▸ **Collected data**:
....................

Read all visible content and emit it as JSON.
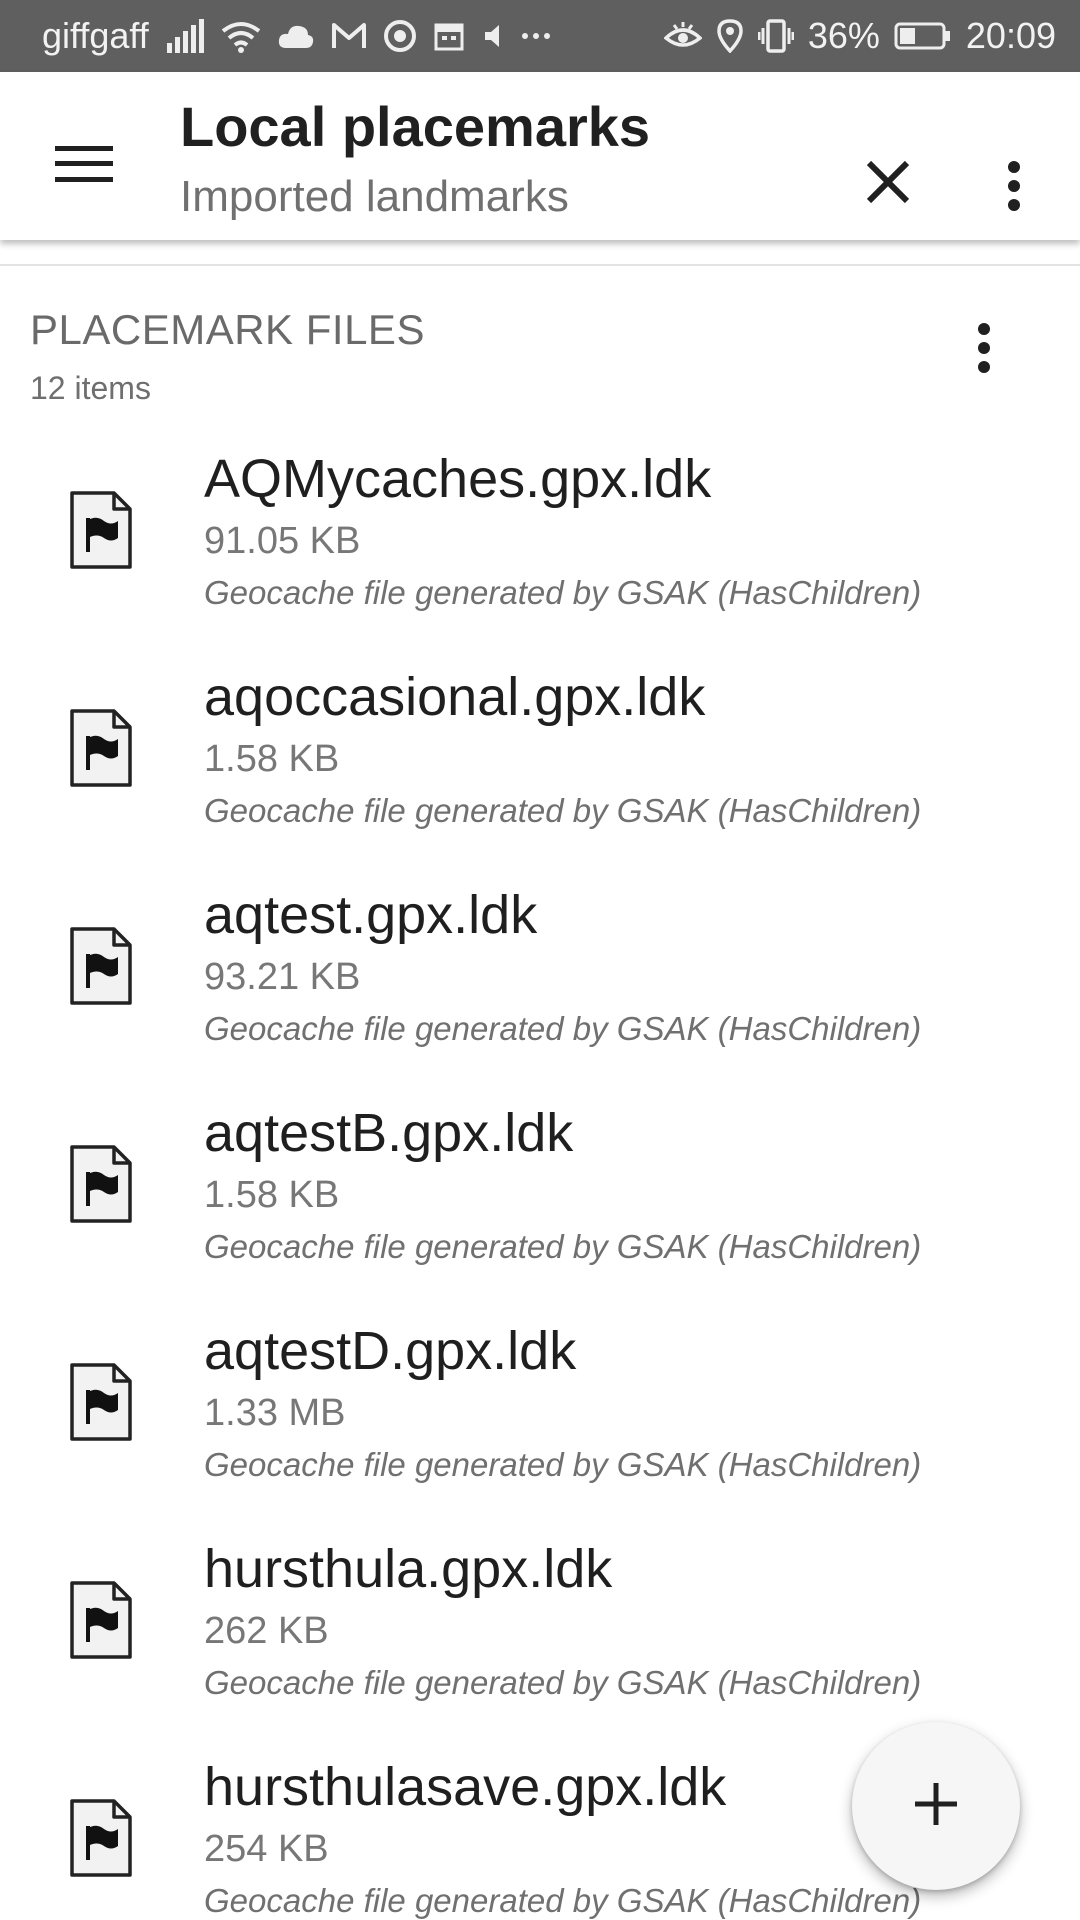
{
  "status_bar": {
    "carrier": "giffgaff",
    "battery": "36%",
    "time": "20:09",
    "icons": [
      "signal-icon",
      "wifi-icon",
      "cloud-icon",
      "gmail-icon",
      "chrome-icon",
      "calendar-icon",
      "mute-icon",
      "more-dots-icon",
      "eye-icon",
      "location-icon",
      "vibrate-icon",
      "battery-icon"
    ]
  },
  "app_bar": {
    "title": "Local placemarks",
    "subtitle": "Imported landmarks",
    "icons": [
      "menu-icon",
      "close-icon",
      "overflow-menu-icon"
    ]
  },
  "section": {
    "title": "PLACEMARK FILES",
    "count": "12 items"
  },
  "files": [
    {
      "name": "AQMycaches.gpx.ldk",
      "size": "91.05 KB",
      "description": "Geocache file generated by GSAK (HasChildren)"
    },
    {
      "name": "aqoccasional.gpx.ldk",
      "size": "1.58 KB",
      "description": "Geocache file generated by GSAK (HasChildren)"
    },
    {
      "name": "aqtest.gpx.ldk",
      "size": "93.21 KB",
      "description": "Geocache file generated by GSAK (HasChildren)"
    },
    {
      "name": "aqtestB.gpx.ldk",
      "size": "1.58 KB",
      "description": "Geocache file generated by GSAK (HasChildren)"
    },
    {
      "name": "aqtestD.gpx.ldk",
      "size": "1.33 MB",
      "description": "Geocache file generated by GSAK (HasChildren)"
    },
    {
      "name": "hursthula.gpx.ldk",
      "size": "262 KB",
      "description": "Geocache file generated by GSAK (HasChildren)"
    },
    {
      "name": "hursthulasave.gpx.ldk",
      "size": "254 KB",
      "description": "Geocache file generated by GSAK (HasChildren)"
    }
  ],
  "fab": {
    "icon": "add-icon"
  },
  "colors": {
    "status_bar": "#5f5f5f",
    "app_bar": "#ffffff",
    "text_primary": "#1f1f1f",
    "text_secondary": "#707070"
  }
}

....................

▸ **EXERCISE DIRECTIONS**: Quote the preceding listing precisely and completely, omitting its images.

▸ **SOLUTION FOR THIS TASK**:
Read all visible content and emit it as JSON.
{
  "status_bar": {
    "carrier": "giffgaff",
    "battery": "36%",
    "time": "20:09",
    "icons": [
      "signal-icon",
      "wifi-icon",
      "cloud-icon",
      "gmail-icon",
      "chrome-icon",
      "calendar-icon",
      "mute-icon",
      "more-dots-icon",
      "eye-icon",
      "location-icon",
      "vibrate-icon",
      "battery-icon"
    ]
  },
  "app_bar": {
    "title": "Local placemarks",
    "subtitle": "Imported landmarks",
    "icons": [
      "menu-icon",
      "close-icon",
      "overflow-menu-icon"
    ]
  },
  "section": {
    "title": "PLACEMARK FILES",
    "count": "12 items"
  },
  "files": [
    {
      "name": "AQMycaches.gpx.ldk",
      "size": "91.05 KB",
      "description": "Geocache file generated by GSAK (HasChildren)"
    },
    {
      "name": "aqoccasional.gpx.ldk",
      "size": "1.58 KB",
      "description": "Geocache file generated by GSAK (HasChildren)"
    },
    {
      "name": "aqtest.gpx.ldk",
      "size": "93.21 KB",
      "description": "Geocache file generated by GSAK (HasChildren)"
    },
    {
      "name": "aqtestB.gpx.ldk",
      "size": "1.58 KB",
      "description": "Geocache file generated by GSAK (HasChildren)"
    },
    {
      "name": "aqtestD.gpx.ldk",
      "size": "1.33 MB",
      "description": "Geocache file generated by GSAK (HasChildren)"
    },
    {
      "name": "hursthula.gpx.ldk",
      "size": "262 KB",
      "description": "Geocache file generated by GSAK (HasChildren)"
    },
    {
      "name": "hursthulasave.gpx.ldk",
      "size": "254 KB",
      "description": "Geocache file generated by GSAK (HasChildren)"
    }
  ],
  "fab": {
    "icon": "add-icon"
  },
  "colors": {
    "status_bar": "#5f5f5f",
    "app_bar": "#ffffff",
    "text_primary": "#1f1f1f",
    "text_secondary": "#707070"
  }
}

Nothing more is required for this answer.